### EXERCISE AIM
Copy the records below exactly, leaving out any pictures.

:: INPUT FOR THIS TASK

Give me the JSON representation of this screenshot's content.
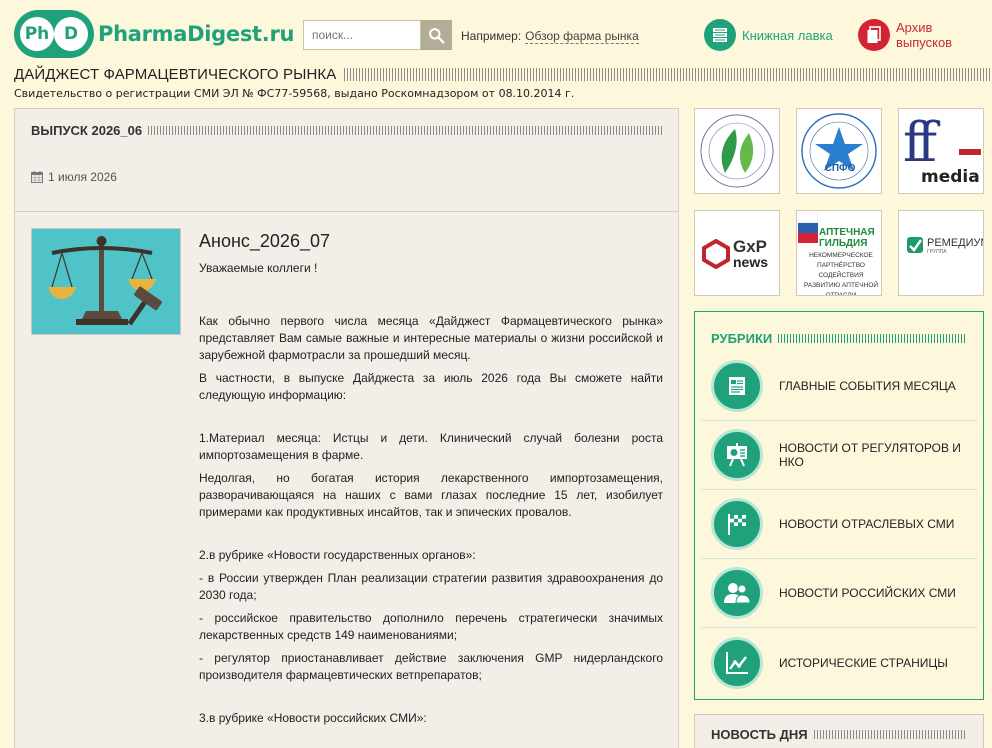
{
  "header": {
    "logo_badge": [
      "Ph",
      "D"
    ],
    "logo_text": "PharmaDigest.ru",
    "search_placeholder": "поиск...",
    "example_label": "Например:",
    "example_link": "Обзор фарма рынка",
    "shop_label": "Книжная лавка",
    "archive_label": "Архив выпусков"
  },
  "site": {
    "title": "ДАЙДЖЕСТ ФАРМАЦЕВТИЧЕСКОГО РЫНКА",
    "license": "Свидетельство о регистрации СМИ ЭЛ № ФС77-59568, выдано Роскомнадзором от 08.10.2014 г."
  },
  "issue": {
    "title": "ВЫПУСК 2026_06",
    "date": "1 июля 2026"
  },
  "article": {
    "title": "Анонс_2026_07",
    "greeting": "Уважаемые коллеги !",
    "paragraphs": [
      "Как обычно первого числа месяца «Дайджест Фармацевтического рынка» представляет Вам самые важные и интересные материалы о жизни российской и зарубежной фармотрасли за прошедший месяц.",
      "В частности, в выпуске Дайджеста за июль 2026 года Вы сможете найти следующую информацию:",
      "1.Материал месяца: Истцы и дети. Клинический случай болезни роста импортозамещения в фарме.",
      "Недолгая, но богатая история лекарственного импортозамещения, разворачивающаяся на наших с вами глазах последние 15 лет, изобилует примерами как продуктивных инсайтов, так и эпических провалов.",
      "2.в рубрике «Новости государственных органов»:",
      "- в России утвержден План реализации стратегии развития здравоохранения до 2030 года;",
      "- российское правительство дополнило перечень стратегически значимых лекарственных средств 149 наименованиями;",
      "- регулятор приостанавливает действие заключения GMP нидерландского производителя фармацевтических ветпрепаратов;",
      "3.в рубрике «Новости российских СМИ»:"
    ]
  },
  "partners": {
    "spfo": "СПФО",
    "ffmedia_ff": "ff",
    "ffmedia_word": "media",
    "gxp_top": "GxP",
    "gxp_bottom": "news",
    "guild_title": "АПТЕЧНАЯ ГИЛЬДИЯ",
    "guild_sub": "НЕКОММЕРЧЕСКОЕ ПАРТНЁРСТВО СОДЕЙСТВИЯ РАЗВИТИЮ АПТЕЧНОЙ ОТРАСЛИ",
    "remedium": "РЕМЕДИУМ",
    "remedium_sub": "ГРУППА"
  },
  "rubrics": {
    "title": "РУБРИКИ",
    "items": [
      {
        "label": "ГЛАВНЫЕ СОБЫТИЯ МЕСЯЦА",
        "icon": "document-icon"
      },
      {
        "label": "НОВОСТИ ОТ РЕГУЛЯТОРОВ И НКО",
        "icon": "presentation-icon"
      },
      {
        "label": "НОВОСТИ ОТРАСЛЕВЫХ СМИ",
        "icon": "checkered-flag-icon"
      },
      {
        "label": "НОВОСТИ РОССИЙСКИХ СМИ",
        "icon": "users-icon"
      },
      {
        "label": "ИСТОРИЧЕСКИЕ СТРАНИЦЫ",
        "icon": "line-chart-icon"
      }
    ]
  },
  "news_day": {
    "title": "НОВОСТЬ ДНЯ"
  },
  "colors": {
    "accent": "#1fa27c",
    "archive": "#d32433",
    "background": "#fdf8dc"
  }
}
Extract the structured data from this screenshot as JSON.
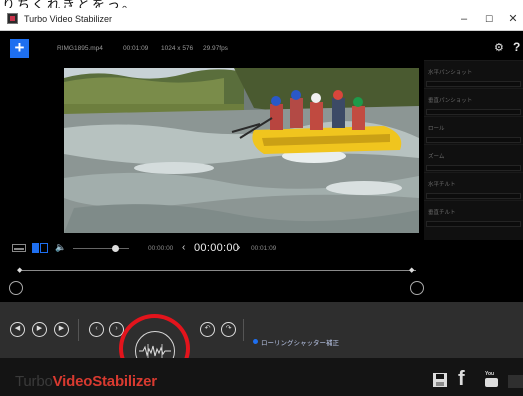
{
  "top_fragment": "りちくれきとをっ。",
  "window": {
    "title": "Turbo Video Stabilizer",
    "controls": [
      "–",
      "☐",
      "✕"
    ]
  },
  "file_info": {
    "name": "RIMG1895.mp4",
    "duration": "00:01:09",
    "resolution": "1024 x 576",
    "fps": "29.97fps"
  },
  "icons": {
    "add": "+",
    "gear": "⚙",
    "help": "?",
    "speaker": "🔈",
    "prev_time": "‹",
    "next_time": "›",
    "play_marker": "◆",
    "facebook": "f",
    "youtube_top": "You",
    "transport": [
      "◀",
      "▶",
      "▶"
    ],
    "step": [
      "‹",
      "›"
    ],
    "rotate": [
      "↶",
      "↷"
    ]
  },
  "adjust_panels": [
    "水平パンショット",
    "垂直パンショット",
    "ロール",
    "ズーム",
    "水平チルト",
    "垂直チルト"
  ],
  "playback": {
    "start_time": "00:00:00",
    "current_time": "00:00:00",
    "end_time": "00:01:09",
    "volume_fraction": 0.72,
    "position_fraction": 0.0
  },
  "rolling_shutter": {
    "label": "ローリングシャッター補正",
    "enabled": true
  },
  "logo": {
    "part1": "Turbo",
    "part2": "VideoStabilizer"
  },
  "colors": {
    "accent_blue": "#1e6ff0",
    "highlight_red": "#e3141c",
    "logo_red": "#d83a30",
    "background": "#000000",
    "control_bar": "#2e2e2e"
  }
}
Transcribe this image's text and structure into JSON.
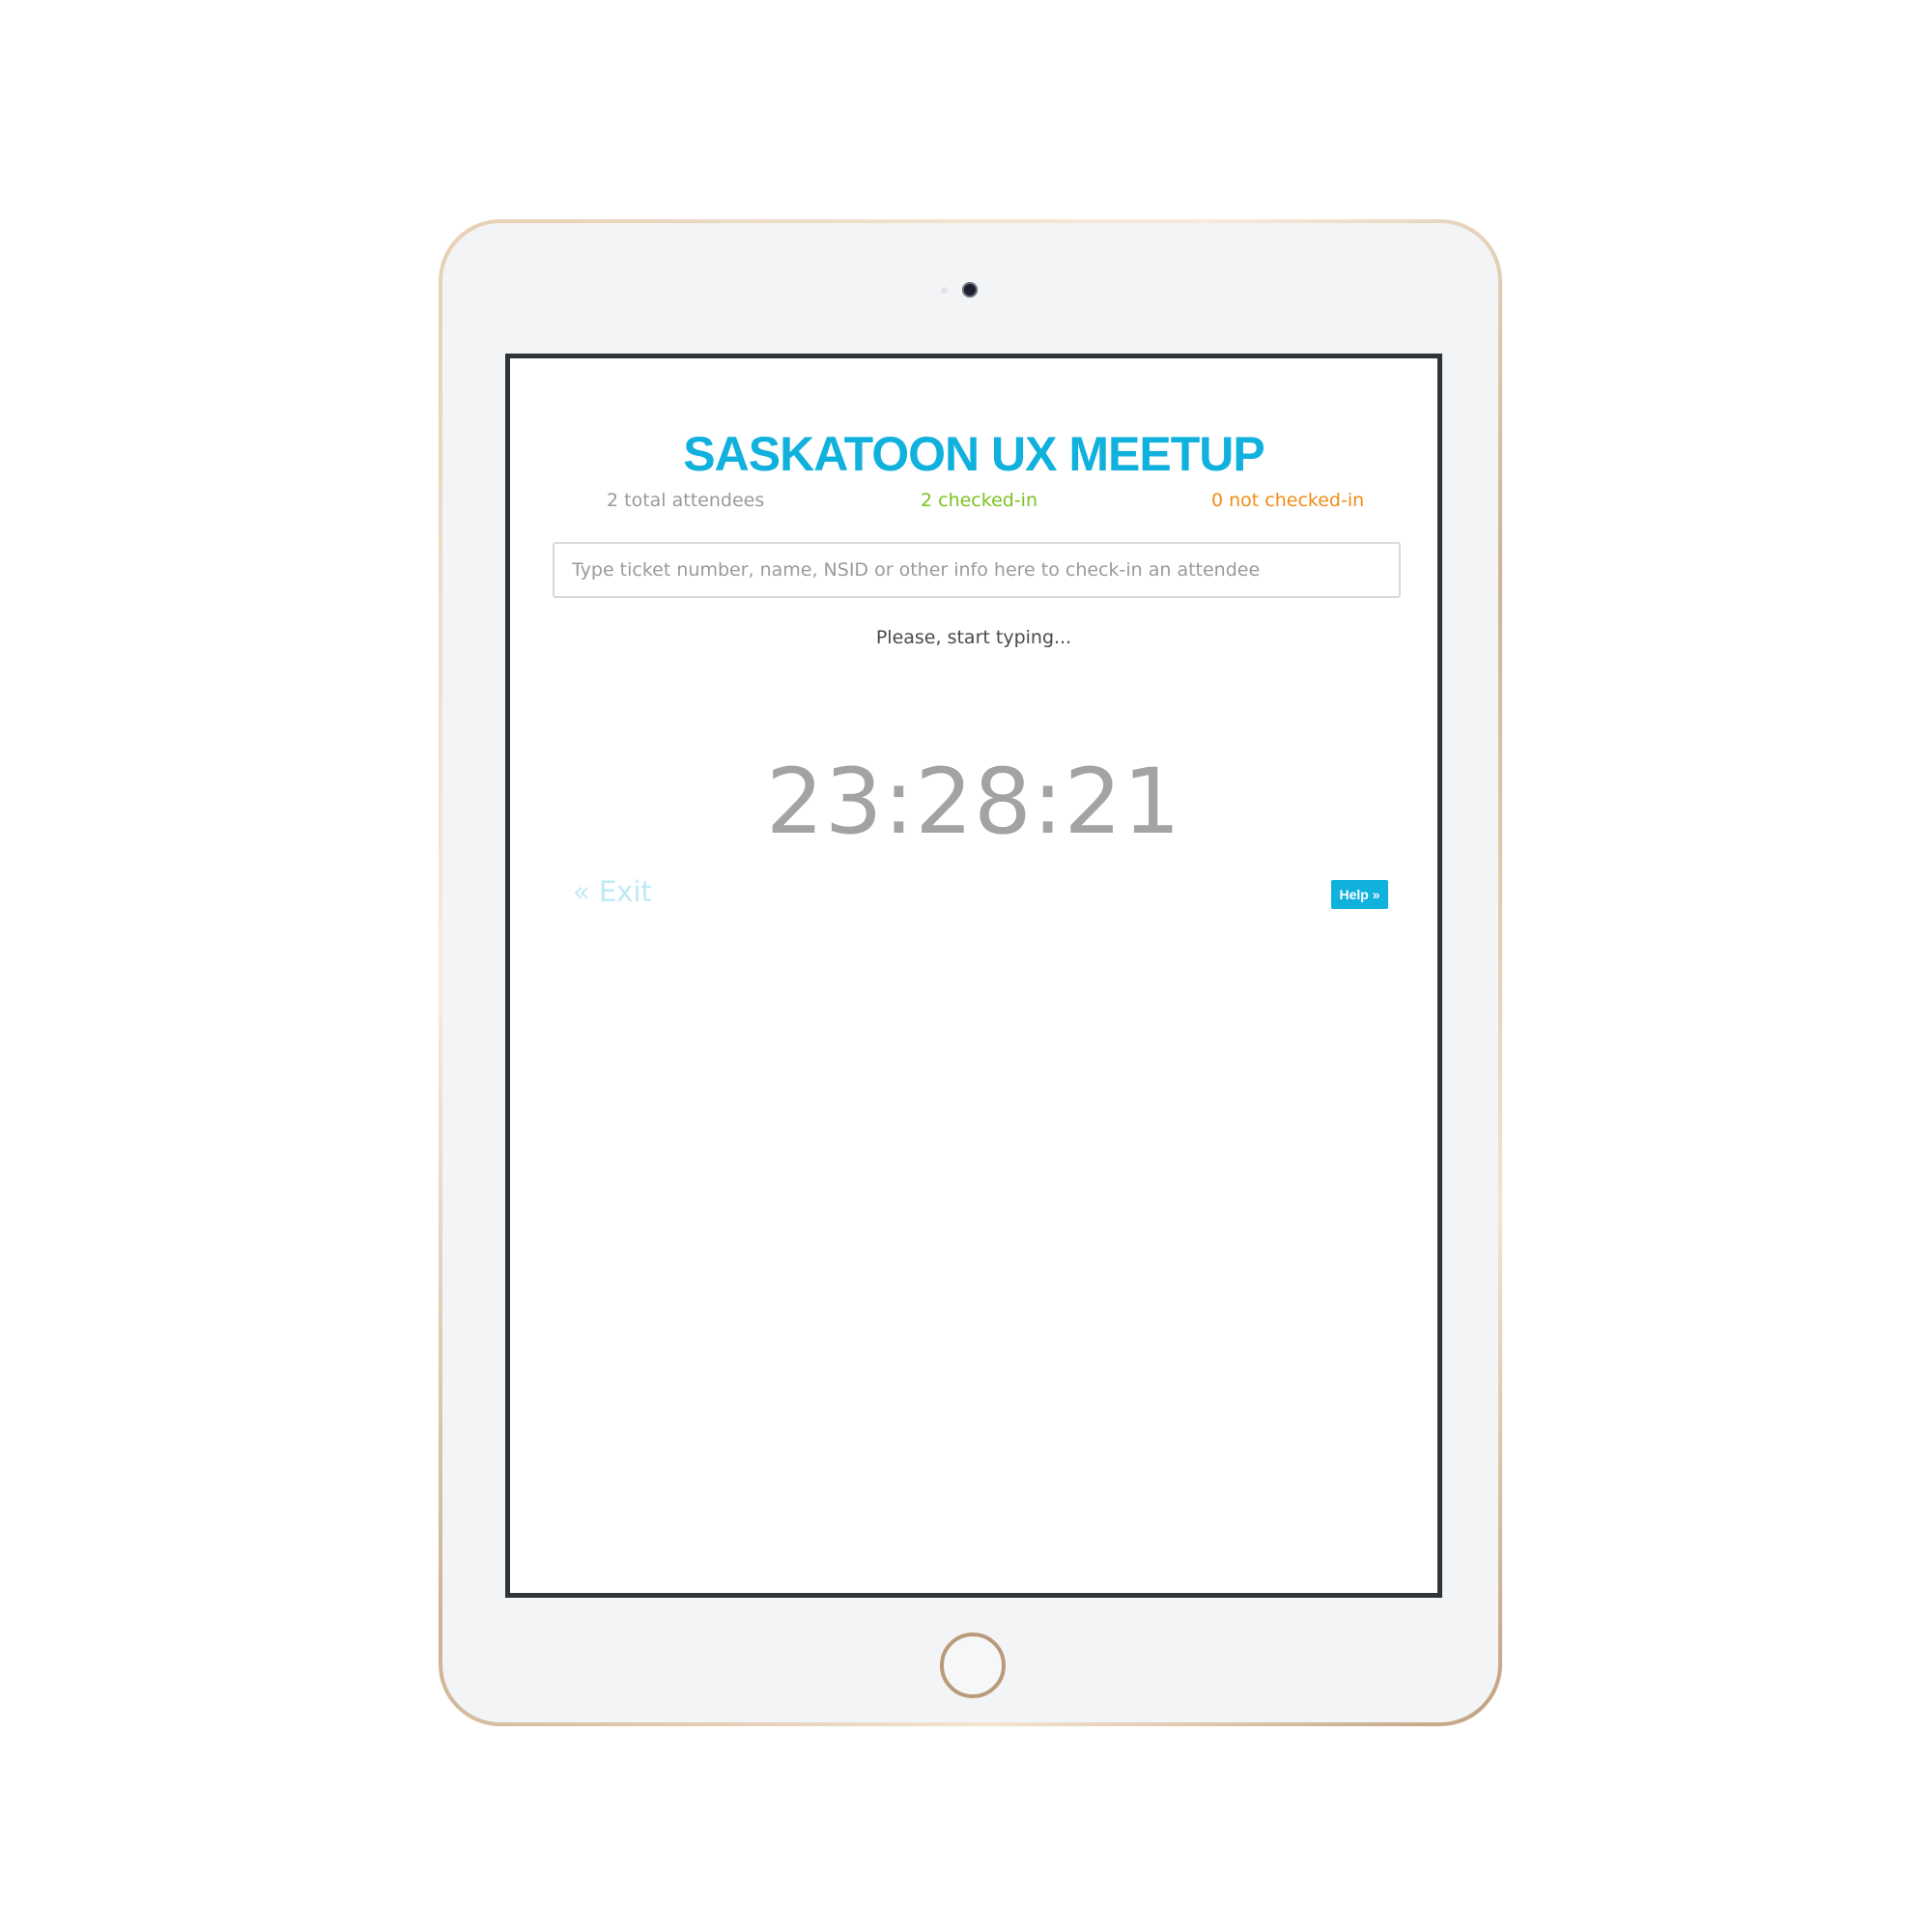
{
  "event": {
    "title": "SASKATOON UX MEETUP"
  },
  "stats": {
    "total_attendees": "2 total attendees",
    "checked_in": "2 checked-in",
    "not_checked_in": "0 not checked-in"
  },
  "search": {
    "placeholder": "Type ticket number, name, NSID or other info here to check-in an attendee",
    "value": ""
  },
  "status": {
    "message": "Please, start typing..."
  },
  "clock": {
    "time": "23:28:21"
  },
  "navigation": {
    "exit_label": "« Exit",
    "help_label": "Help »"
  },
  "colors": {
    "brand": "#11b1de",
    "checked_in": "#7cc11f",
    "not_checked_in": "#f08c16",
    "muted": "#9a9a9a",
    "device_frame": "#d9bf9f",
    "screen_border": "#2f343a"
  },
  "icons": {
    "camera": "camera-icon",
    "home_button": "home-button"
  }
}
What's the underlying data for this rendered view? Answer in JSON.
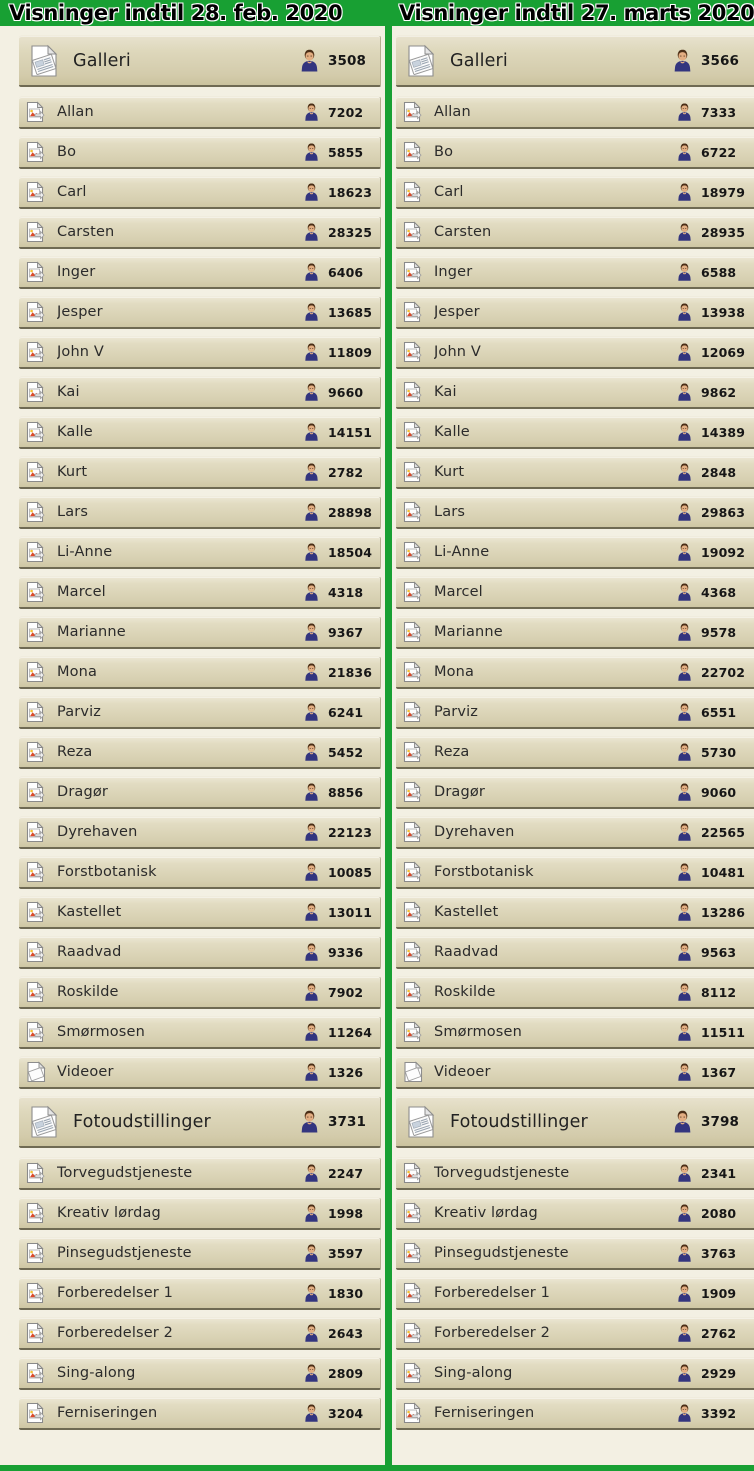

::::

### FINISHED ANSWER
Give me the JSON representation of this screenshot's content.
{
  "header": {
    "logo_badge": [
      "Ph",
      "D"
    ],
    "logo_text": "PharmaDigest.ru",
    "search_placeholder": "поиск...",
    "example_label": "Например:",
    "example_link": "Обзор фарма рынка",
    "shop_label": "Книжная лавка",
    "archive_label": "Архив выпусков"
  },
  "site": {
    "title": "ДАЙДЖЕСТ ФАРМАЦЕВТИЧЕСКОГО РЫНКА",
    "license": "Свидетельство о регистрации СМИ ЭЛ № ФС77-59568, выдано Роскомнадзором от 08.10.2014 г."
  },
  "issue": {
    "title": "ВЫПУСК 2026_06",
    "date": "1 июля 2026"
  },
  "article": {
    "title": "Анонс_2026_07",
    "greeting": "Уважаемые коллеги !",
    "paragraphs": [
      "Как обычно первого числа месяца «Дайджест Фармацевтического рынка» представляет Вам самые важные и интересные материалы о жизни российской и зарубежной фармотрасли за прошедший месяц.",
      "В частности, в выпуске Дайджеста за июль 2026 года Вы сможете найти следующую информацию:",
      "1.Материал месяца: Истцы и дети. Клинический случай болезни роста импортозамещения в фарме.",
      "Недолгая, но богатая история лекарственного импортозамещения, разворачивающаяся на наших с вами глазах последние 15 лет, изобилует примерами как продуктивных инсайтов, так и эпических провалов.",
      "2.в рубрике «Новости государственных органов»:",
      "- в России утвержден План реализации стратегии развития здравоохранения до 2030 года;",
      "- российское правительство дополнило перечень стратегически значимых лекарственных средств 149 наименованиями;",
      "- регулятор приостанавливает действие заключения GMP нидерландского производителя фармацевтических ветпрепаратов;",
      "3.в рубрике «Новости российских СМИ»:"
    ]
  },
  "partners": {
    "spfo": "СПФО",
    "ffmedia_ff": "ff",
    "ffmedia_word": "media",
    "gxp_top": "GxP",
    "gxp_bottom": "news",
    "guild_title": "АПТЕЧНАЯ ГИЛЬДИЯ",
    "guild_sub": "НЕКОММЕРЧЕСКОЕ ПАРТНЁРСТВО СОДЕЙСТВИЯ РАЗВИТИЮ АПТЕЧНОЙ ОТРАСЛИ",
    "remedium": "РЕМЕДИУМ",
    "remedium_sub": "ГРУППА"
  },
  "rubrics": {
    "title": "РУБРИКИ",
    "items": [
      {
        "label": "ГЛАВНЫЕ СОБЫТИЯ МЕСЯЦА",
        "icon": "document-icon"
      },
      {
        "label": "НОВОСТИ ОТ РЕГУЛЯТОРОВ И НКО",
        "icon": "presentation-icon"
      },
      {
        "label": "НОВОСТИ ОТРАСЛЕВЫХ СМИ",
        "icon": "checkered-flag-icon"
      },
      {
        "label": "НОВОСТИ РОССИЙСКИХ СМИ",
        "icon": "users-icon"
      },
      {
        "label": "ИСТОРИЧЕСКИЕ СТРАНИЦЫ",
        "icon": "line-chart-icon"
      }
    ]
  },
  "news_day": {
    "title": "НОВОСТЬ ДНЯ"
  },
  "colors": {
    "accent": "#1fa27c",
    "archive": "#d32433",
    "background": "#fdf8dc"
  }
}
Extract the structured data from this screenshot as JSON.
{
  "top_fragment": "りちくれきとをっ。",
  "window": {
    "title": "Turbo Video Stabilizer",
    "controls": [
      "–",
      "☐",
      "✕"
    ]
  },
  "file_info": {
    "name": "RIMG1895.mp4",
    "duration": "00:01:09",
    "resolution": "1024 x 576",
    "fps": "29.97fps"
  },
  "icons": {
    "add": "+",
    "gear": "⚙",
    "help": "?",
    "speaker": "🔈",
    "prev_time": "‹",
    "next_time": "›",
    "play_marker": "◆",
    "facebook": "f",
    "youtube_top": "You",
    "transport": [
      "◀",
      "▶",
      "▶"
    ],
    "step": [
      "‹",
      "›"
    ],
    "rotate": [
      "↶",
      "↷"
    ]
  },
  "adjust_panels": [
    "水平パンショット",
    "垂直パンショット",
    "ロール",
    "ズーム",
    "水平チルト",
    "垂直チルト"
  ],
  "playback": {
    "start_time": "00:00:00",
    "current_time": "00:00:00",
    "end_time": "00:01:09",
    "volume_fraction": 0.72,
    "position_fraction": 0.0
  },
  "rolling_shutter": {
    "label": "ローリングシャッター補正",
    "enabled": true
  },
  "logo": {
    "part1": "Turbo",
    "part2": "VideoStabilizer"
  },
  "colors": {
    "accent_blue": "#1e6ff0",
    "highlight_red": "#e3141c",
    "logo_red": "#d83a30",
    "background": "#000000",
    "control_bar": "#2e2e2e"
  }
}
Transcribe this image's text and structure into JSON.
{
  "event": {
    "title": "SASKATOON UX MEETUP"
  },
  "stats": {
    "total_attendees": "2 total attendees",
    "checked_in": "2 checked-in",
    "not_checked_in": "0 not checked-in"
  },
  "search": {
    "placeholder": "Type ticket number, name, NSID or other info here to check-in an attendee",
    "value": ""
  },
  "status": {
    "message": "Please, start typing..."
  },
  "clock": {
    "time": "23:28:21"
  },
  "navigation": {
    "exit_label": "« Exit",
    "help_label": "Help »"
  },
  "colors": {
    "brand": "#11b1de",
    "checked_in": "#7cc11f",
    "not_checked_in": "#f08c16",
    "muted": "#9a9a9a",
    "device_frame": "#d9bf9f",
    "screen_border": "#2f343a"
  },
  "icons": {
    "camera": "camera-icon",
    "home_button": "home-button"
  }
}
What's the underlying data for this rendered view? Answer in JSON.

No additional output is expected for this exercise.